### INPUT MATERIAL
■ ■ ■ ■ ■

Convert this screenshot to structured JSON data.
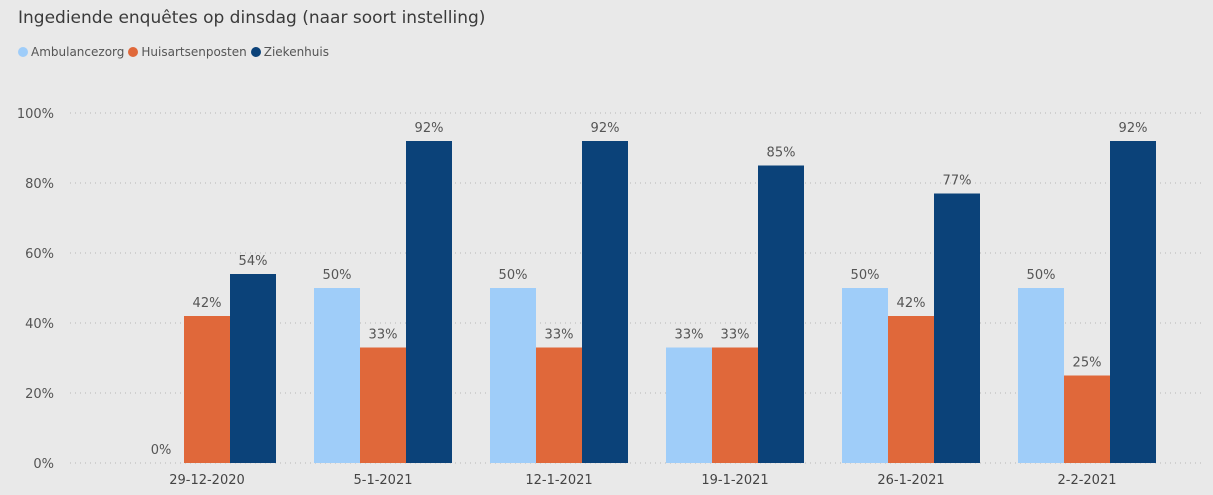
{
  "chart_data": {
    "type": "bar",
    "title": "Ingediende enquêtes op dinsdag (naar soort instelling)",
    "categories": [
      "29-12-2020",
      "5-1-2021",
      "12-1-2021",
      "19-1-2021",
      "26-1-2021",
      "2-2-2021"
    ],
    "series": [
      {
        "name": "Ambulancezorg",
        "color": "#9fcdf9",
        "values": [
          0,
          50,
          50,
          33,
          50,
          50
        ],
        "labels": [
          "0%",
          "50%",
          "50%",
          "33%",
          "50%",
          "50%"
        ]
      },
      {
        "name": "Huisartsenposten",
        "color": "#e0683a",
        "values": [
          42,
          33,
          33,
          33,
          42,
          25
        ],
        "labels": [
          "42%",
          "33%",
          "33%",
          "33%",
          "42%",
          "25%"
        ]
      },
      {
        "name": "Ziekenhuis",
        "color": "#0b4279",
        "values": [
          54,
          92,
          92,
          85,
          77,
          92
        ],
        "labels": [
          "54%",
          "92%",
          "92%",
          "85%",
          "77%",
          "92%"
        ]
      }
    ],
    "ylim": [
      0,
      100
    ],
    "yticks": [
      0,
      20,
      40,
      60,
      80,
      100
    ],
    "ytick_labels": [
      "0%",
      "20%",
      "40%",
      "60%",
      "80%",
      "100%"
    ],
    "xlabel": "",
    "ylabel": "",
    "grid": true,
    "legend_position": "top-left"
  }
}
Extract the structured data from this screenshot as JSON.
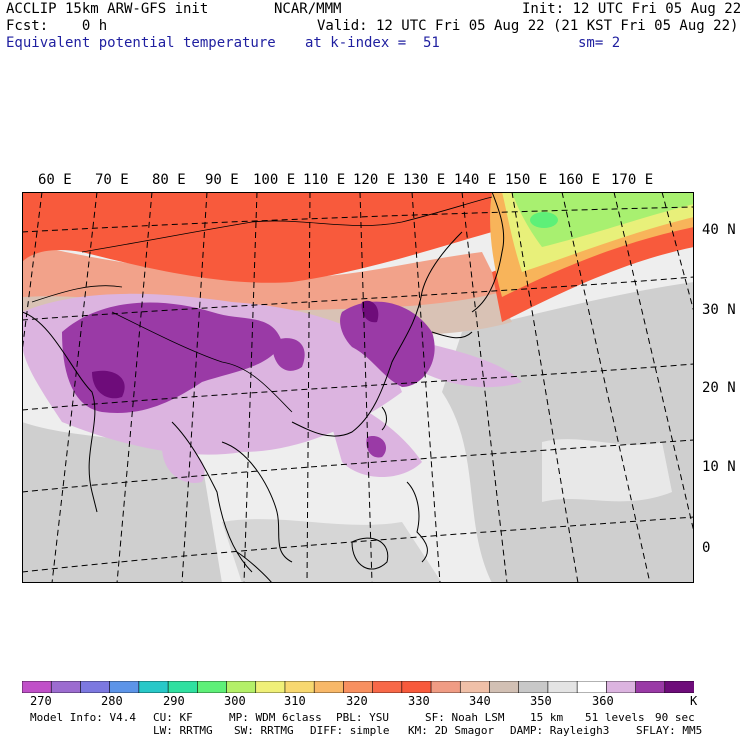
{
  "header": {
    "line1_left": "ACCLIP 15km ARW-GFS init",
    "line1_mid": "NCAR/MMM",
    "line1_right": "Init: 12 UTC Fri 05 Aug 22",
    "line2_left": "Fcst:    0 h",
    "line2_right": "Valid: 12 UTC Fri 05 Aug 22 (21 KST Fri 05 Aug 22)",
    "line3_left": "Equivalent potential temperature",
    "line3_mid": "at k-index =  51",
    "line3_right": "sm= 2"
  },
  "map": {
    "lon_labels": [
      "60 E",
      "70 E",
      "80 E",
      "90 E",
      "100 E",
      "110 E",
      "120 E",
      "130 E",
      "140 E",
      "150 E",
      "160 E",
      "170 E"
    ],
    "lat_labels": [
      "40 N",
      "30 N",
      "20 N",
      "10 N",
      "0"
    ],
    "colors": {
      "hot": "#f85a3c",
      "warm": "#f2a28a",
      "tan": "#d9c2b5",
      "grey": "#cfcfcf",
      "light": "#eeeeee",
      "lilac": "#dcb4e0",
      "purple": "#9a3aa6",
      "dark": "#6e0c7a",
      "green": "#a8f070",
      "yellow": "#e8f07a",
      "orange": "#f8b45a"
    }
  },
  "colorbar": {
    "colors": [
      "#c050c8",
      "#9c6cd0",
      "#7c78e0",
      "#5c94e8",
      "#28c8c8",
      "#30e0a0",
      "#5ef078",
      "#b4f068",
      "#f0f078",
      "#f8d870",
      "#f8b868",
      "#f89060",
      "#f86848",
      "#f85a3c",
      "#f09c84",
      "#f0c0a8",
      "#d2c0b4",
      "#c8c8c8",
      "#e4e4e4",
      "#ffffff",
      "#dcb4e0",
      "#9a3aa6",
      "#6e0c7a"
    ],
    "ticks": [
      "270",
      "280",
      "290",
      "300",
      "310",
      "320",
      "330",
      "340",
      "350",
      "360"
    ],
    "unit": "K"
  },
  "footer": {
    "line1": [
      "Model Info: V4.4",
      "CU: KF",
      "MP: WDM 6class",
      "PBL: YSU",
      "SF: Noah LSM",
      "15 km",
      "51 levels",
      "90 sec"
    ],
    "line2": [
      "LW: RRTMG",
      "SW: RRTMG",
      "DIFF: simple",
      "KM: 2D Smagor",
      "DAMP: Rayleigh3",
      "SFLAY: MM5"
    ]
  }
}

■ ■ ■ ■ ■

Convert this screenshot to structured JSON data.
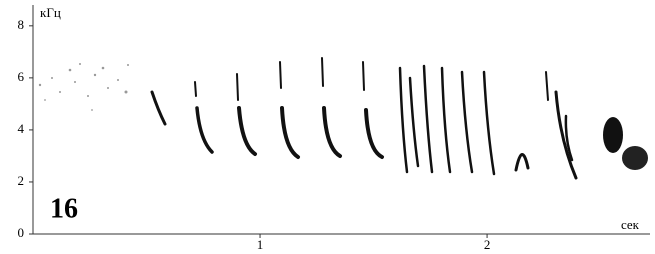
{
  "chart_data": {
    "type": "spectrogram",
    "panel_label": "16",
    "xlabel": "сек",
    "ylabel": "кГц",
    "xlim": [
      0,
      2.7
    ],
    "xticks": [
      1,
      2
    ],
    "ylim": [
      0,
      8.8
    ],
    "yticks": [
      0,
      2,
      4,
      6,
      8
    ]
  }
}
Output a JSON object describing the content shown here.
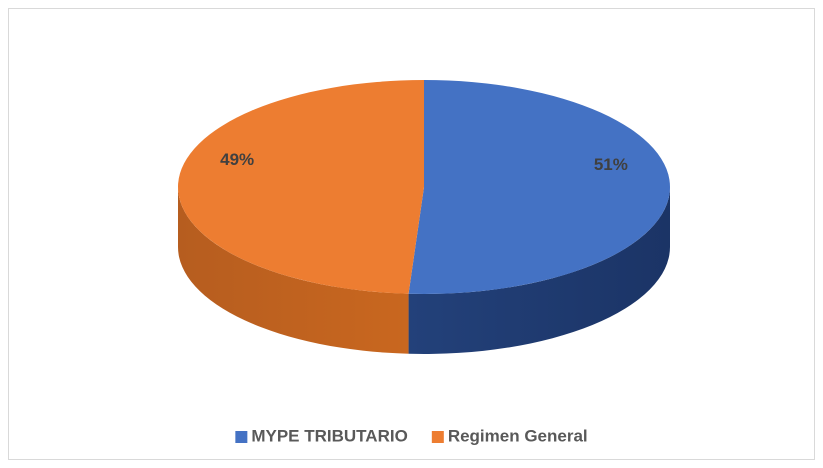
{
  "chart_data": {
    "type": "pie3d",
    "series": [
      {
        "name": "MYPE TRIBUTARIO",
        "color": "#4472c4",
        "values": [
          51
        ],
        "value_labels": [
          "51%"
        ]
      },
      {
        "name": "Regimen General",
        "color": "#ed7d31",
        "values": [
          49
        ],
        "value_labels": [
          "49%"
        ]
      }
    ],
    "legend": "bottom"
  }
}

■ ■ ■ ■ ■

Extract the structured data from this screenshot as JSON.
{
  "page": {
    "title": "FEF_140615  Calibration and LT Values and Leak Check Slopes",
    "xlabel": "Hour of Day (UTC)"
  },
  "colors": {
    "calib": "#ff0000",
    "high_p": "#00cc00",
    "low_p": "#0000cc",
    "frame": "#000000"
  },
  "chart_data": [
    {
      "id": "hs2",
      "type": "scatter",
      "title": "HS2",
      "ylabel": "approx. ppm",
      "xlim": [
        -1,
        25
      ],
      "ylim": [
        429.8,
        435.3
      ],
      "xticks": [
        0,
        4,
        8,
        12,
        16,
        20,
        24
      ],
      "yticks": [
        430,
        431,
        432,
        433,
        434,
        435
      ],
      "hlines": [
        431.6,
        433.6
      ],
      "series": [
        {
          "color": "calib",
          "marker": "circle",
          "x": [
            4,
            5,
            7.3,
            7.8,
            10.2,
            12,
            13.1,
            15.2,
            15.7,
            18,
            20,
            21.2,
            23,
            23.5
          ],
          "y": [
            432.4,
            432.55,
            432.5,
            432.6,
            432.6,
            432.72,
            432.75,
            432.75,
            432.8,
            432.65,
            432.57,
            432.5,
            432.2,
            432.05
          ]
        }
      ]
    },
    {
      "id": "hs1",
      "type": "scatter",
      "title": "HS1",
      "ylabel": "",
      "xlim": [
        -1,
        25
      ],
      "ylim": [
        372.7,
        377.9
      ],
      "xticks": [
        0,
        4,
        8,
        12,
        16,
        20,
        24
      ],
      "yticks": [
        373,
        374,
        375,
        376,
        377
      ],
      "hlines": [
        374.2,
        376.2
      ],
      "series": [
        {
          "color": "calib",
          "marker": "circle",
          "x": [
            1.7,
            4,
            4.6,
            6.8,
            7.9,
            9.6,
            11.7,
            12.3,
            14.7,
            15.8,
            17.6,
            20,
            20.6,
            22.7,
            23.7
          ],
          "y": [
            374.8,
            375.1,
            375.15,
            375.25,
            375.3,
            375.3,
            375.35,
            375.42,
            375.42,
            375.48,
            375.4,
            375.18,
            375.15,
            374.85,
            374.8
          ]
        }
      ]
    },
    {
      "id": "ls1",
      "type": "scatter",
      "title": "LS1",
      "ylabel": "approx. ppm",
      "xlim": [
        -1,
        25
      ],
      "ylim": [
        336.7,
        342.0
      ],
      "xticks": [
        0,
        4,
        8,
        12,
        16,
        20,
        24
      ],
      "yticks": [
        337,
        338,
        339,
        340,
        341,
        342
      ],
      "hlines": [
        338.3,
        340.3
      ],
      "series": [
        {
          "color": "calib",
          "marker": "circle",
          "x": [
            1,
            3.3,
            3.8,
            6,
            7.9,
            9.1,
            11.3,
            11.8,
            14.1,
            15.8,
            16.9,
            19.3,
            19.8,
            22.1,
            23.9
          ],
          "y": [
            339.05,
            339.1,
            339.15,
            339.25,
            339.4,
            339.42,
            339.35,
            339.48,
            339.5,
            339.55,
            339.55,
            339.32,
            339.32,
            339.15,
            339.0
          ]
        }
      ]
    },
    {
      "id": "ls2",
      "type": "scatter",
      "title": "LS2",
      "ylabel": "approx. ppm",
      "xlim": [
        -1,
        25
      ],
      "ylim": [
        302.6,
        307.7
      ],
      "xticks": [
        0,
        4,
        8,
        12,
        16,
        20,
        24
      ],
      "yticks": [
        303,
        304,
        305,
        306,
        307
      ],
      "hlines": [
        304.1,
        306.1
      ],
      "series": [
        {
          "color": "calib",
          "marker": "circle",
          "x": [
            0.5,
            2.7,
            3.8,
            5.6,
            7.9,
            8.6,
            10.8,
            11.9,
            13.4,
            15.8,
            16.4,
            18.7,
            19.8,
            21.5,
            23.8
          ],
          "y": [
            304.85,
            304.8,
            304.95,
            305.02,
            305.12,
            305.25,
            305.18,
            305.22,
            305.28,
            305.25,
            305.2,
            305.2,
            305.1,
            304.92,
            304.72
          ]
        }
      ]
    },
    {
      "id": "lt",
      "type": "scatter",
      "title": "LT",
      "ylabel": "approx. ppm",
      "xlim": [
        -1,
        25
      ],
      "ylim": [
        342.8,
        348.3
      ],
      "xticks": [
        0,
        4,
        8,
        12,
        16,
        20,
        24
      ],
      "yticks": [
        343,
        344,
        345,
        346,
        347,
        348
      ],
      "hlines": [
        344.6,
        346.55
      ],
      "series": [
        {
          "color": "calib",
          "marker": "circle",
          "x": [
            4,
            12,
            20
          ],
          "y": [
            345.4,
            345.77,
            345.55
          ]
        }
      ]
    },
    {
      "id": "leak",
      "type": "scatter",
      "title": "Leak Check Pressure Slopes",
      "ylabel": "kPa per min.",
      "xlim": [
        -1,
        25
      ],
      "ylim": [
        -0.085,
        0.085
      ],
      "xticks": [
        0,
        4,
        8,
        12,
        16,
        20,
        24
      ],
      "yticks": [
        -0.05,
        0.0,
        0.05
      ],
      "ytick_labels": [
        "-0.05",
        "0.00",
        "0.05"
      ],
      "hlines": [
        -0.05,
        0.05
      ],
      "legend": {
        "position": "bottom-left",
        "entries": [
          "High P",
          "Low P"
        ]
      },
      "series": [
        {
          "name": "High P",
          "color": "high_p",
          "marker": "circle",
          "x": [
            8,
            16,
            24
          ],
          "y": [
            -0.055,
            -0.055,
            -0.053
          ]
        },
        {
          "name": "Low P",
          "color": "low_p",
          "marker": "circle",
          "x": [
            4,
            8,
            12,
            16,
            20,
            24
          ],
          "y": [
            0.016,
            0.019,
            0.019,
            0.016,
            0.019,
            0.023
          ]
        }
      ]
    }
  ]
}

■ ■ ■ ■ ■

Return all lines with the word "bottom" in them.

    "legend": "bottom"
        "position": "bottom-left",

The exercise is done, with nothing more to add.